#### [GIVEN REQUEST]
Lift out all lines below that contain "Dönhoff".

#### [DATASET RECORDS]
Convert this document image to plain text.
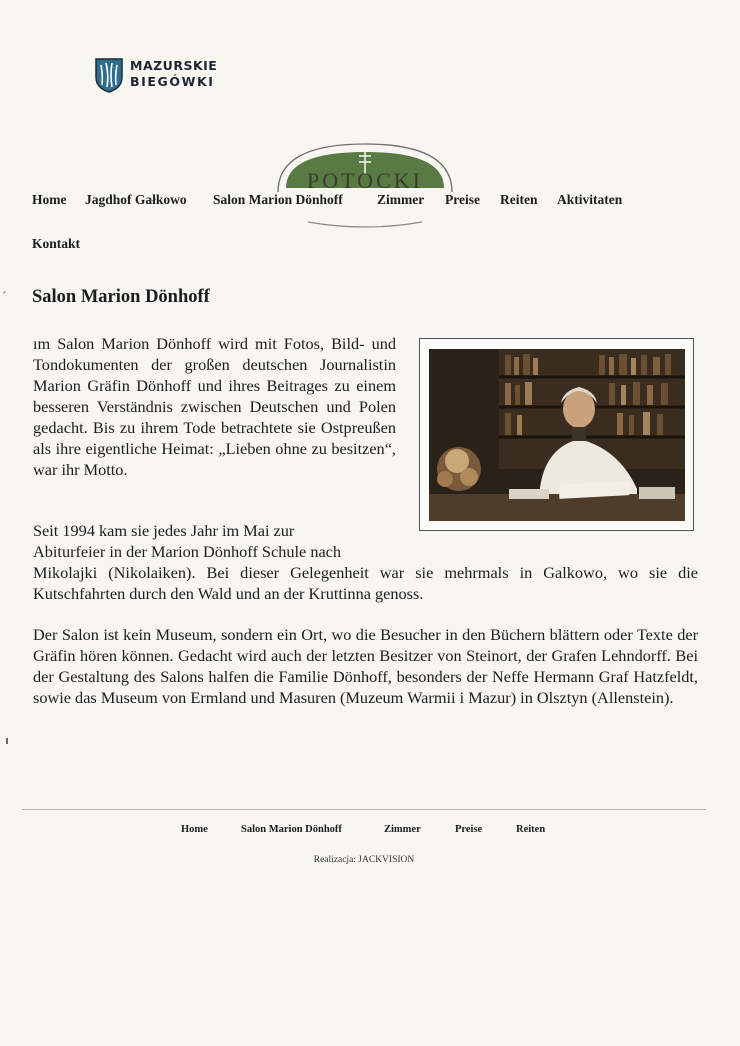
MAZURSKIE
BIEGÓWKI
POTOCKI
Home Jagdhof Gałkowo Salon Marion Dönhoff	Zimmer Preise Reiten Aktivitaten
Kontakt
´ Salon Marion Dönhoff

ım Salon Marion Dönhoff wird mit Fotos, Bild- und Tondokumenten der großen deutschen Journalistin Marion Gräfin Dönhoff und ihres Beitrages zu einem besseren Verständnis zwischen Deutschen und Polen gedacht. Bis zu ihrem Tode betrachtete sie Ostpreußen als ihre eigentliche Heimat: „Lieben ohne zu besitzen“, war ihr Motto.

Seit 1994 kam sie jedes Jahr im Mai zur
Abiturfeier in der Marion Dönhoff Schule nach

Mikolajki (Nikolaiken). Bei dieser Gelegenheit war sie mehrmals in Galkowo, wo sie die Kutschfahrten durch den Wald und an der Kruttinna genoss.

Der Salon ist kein Museum, sondern ein Ort, wo die Besucher in den Büchern blättern oder Texte der Gräfin hören können. Gedacht wird auch der letzten Besitzer von Steinort, der Grafen Lehndorff. Bei der Gestaltung des Salons halfen die Familie Dönhoff, besonders der Neffe Hermann Graf Hatzfeldt, sowie das Museum von Ermland und Masuren (Muzeum Warmii i Mazur) in Olsztyn (Allenstein).

Home	Salon Marion Dönhoff	Zimmer	Preise	Reiten
Realizacja: JACKVISION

#### [SOLVED PROBLEM]
Home Jagdhof Gałkowo Salon Marion Dönhoff	Zimmer Preise Reiten Aktivitaten
´ Salon Marion Dönhoff
ım Salon Marion Dönhoff wird mit Fotos, Bild- und Tondokumenten der großen deutschen Journalistin Marion Gräfin Dönhoff und ihres Beitrages zu einem besseren Verständnis zwischen Deutschen und Polen gedacht. Bis zu ihrem Tode betrachtete sie Ostpreußen als ihre eigentliche Heimat: „Lieben ohne zu besitzen“, war ihr Motto.
Abiturfeier in der Marion Dönhoff Schule nach
Der Salon ist kein Museum, sondern ein Ort, wo die Besucher in den Büchern blättern oder Texte der Gräfin hören können. Gedacht wird auch der letzten Besitzer von Steinort, der Grafen Lehndorff. Bei der Gestaltung des Salons halfen die Familie Dönhoff, besonders der Neffe Hermann Graf Hatzfeldt, sowie das Museum von Ermland und Masuren (Muzeum Warmii i Mazur) in Olsztyn (Allenstein).
Home	Salon Marion Dönhoff	Zimmer	Preise	Reiten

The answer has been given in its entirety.